> [Task]:
Can you find the lines of the listing that include "JSON" and copy every one?

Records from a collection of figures
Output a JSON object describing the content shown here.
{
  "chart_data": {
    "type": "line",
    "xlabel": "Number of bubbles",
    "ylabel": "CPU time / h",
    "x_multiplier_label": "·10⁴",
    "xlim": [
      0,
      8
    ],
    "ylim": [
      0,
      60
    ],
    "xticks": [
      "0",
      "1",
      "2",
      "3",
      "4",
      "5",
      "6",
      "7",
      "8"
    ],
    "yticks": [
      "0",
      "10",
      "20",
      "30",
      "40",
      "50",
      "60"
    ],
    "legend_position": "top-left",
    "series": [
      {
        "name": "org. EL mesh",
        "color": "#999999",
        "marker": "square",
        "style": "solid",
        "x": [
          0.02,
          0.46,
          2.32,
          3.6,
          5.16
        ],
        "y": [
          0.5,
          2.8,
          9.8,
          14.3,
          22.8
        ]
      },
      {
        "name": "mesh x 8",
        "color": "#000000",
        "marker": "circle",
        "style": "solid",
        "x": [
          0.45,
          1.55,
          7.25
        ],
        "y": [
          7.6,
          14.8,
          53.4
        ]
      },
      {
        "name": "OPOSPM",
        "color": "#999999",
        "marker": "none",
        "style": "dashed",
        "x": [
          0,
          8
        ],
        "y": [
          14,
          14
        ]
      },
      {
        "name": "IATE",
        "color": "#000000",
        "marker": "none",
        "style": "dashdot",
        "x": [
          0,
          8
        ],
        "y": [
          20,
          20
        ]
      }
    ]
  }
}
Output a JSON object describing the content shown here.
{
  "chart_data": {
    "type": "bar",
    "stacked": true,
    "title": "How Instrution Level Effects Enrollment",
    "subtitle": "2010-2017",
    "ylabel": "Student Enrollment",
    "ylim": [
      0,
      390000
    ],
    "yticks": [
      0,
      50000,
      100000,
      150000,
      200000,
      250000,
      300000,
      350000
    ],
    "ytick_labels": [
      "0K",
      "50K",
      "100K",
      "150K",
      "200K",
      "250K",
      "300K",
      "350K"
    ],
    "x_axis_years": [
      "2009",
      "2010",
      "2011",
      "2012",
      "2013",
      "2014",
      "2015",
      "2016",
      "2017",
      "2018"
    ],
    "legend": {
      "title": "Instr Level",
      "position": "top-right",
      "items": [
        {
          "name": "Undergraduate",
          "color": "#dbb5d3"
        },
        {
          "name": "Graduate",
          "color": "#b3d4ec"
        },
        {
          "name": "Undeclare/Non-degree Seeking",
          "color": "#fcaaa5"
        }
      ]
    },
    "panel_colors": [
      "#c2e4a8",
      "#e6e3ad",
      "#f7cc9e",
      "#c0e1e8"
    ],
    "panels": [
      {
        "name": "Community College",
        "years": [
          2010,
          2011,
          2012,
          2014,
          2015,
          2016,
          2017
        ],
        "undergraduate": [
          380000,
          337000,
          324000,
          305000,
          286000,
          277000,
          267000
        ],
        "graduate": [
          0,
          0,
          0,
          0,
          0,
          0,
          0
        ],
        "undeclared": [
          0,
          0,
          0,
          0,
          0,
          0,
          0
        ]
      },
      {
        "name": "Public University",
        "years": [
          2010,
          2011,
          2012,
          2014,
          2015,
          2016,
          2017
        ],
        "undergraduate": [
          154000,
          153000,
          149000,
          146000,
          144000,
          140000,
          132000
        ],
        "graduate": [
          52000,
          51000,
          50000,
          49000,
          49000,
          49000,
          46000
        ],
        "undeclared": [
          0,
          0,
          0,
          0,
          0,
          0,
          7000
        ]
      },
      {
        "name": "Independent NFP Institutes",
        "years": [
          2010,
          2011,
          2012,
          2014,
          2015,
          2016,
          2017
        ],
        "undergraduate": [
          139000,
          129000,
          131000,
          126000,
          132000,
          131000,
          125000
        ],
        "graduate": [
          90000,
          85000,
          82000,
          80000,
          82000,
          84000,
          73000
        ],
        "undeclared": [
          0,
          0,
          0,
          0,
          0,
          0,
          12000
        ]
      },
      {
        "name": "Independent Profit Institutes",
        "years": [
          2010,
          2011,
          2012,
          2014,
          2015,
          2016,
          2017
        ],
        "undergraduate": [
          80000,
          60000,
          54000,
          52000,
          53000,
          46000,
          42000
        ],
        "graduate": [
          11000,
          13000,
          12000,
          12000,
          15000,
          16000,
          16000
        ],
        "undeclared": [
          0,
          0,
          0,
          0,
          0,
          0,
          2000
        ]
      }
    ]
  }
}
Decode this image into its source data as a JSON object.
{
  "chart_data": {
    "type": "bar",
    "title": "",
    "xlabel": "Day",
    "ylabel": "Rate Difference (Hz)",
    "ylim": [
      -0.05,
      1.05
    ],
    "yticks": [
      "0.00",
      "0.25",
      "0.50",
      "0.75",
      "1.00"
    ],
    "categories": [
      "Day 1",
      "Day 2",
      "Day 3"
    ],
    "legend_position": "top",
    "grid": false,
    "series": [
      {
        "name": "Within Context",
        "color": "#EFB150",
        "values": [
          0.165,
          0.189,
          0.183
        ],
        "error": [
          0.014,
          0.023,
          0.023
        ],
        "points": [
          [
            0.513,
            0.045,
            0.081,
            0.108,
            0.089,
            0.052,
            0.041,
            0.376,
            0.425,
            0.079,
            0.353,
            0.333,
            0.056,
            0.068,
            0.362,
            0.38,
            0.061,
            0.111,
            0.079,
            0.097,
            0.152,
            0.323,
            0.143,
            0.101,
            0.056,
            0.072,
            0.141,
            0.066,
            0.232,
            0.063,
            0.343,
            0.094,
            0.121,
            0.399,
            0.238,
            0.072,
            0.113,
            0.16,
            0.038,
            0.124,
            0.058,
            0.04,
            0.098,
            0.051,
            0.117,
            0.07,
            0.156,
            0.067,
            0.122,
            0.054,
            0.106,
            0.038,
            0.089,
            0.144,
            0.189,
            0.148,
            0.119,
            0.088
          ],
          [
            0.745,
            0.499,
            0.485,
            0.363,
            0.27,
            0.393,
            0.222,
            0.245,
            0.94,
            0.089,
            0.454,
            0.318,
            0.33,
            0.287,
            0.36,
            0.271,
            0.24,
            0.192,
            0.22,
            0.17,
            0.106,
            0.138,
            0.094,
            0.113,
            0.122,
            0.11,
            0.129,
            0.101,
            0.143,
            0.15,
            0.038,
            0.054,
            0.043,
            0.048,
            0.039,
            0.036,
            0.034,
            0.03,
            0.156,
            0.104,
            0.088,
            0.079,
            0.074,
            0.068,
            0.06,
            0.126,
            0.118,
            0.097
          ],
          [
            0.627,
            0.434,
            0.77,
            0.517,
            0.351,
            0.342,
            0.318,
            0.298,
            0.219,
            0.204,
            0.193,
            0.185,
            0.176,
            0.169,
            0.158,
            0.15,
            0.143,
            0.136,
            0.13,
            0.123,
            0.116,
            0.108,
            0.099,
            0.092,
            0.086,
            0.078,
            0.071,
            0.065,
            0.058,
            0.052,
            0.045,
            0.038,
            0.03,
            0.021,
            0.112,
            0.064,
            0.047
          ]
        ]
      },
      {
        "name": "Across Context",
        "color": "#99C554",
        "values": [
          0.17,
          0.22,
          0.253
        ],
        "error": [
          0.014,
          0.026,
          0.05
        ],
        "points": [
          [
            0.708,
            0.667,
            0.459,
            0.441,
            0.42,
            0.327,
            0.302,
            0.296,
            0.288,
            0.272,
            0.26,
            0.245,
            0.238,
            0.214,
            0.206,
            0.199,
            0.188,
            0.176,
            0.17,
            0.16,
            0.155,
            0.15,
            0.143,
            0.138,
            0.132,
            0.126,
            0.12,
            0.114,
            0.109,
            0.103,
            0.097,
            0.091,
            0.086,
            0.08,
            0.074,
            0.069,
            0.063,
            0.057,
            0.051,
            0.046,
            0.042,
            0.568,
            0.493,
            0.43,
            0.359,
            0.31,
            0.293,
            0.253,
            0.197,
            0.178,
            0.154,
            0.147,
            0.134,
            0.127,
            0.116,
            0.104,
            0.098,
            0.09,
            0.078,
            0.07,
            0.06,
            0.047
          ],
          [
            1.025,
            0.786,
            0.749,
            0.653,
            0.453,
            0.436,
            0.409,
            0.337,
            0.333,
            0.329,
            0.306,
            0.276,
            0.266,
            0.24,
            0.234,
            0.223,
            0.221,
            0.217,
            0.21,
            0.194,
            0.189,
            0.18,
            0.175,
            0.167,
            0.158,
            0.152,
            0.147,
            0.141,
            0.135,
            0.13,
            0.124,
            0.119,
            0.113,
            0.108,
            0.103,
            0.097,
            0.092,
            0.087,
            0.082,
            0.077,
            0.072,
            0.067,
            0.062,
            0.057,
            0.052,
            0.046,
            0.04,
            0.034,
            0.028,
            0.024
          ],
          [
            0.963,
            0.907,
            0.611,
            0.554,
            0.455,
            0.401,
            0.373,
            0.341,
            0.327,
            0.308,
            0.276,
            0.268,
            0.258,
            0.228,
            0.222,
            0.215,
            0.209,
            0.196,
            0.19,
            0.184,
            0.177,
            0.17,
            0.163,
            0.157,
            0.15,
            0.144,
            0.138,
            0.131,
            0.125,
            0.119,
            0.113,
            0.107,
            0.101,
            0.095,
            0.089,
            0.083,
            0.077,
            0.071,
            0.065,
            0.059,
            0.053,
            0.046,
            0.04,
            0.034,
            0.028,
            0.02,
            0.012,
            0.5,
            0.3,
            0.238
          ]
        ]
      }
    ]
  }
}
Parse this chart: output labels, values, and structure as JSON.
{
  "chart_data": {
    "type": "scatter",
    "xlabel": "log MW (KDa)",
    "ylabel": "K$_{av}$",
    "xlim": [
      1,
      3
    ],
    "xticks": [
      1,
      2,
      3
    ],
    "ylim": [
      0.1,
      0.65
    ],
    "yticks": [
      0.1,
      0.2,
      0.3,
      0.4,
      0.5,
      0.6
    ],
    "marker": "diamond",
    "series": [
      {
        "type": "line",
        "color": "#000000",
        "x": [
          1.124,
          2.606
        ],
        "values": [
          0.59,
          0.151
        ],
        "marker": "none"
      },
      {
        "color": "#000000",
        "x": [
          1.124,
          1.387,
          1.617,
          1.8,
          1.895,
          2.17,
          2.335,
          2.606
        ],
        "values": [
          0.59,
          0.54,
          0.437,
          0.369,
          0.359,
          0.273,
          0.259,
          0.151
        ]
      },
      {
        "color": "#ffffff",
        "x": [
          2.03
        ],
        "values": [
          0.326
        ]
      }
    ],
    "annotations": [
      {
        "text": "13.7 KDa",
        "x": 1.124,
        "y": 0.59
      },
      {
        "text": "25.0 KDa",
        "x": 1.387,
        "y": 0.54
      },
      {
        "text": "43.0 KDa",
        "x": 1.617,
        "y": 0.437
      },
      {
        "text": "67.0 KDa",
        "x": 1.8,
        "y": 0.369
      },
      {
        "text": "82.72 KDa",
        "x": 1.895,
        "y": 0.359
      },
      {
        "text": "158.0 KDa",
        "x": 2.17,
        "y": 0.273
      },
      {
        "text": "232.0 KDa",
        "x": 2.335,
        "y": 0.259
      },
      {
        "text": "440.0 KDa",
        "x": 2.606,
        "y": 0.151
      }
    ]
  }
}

> [Correct answer]:
Output a JSON object describing the content shown here.
Output a JSON object describing the content shown here.
Decode this image into its source data as a JSON object.
Parse this chart: output labels, values, and structure as JSON.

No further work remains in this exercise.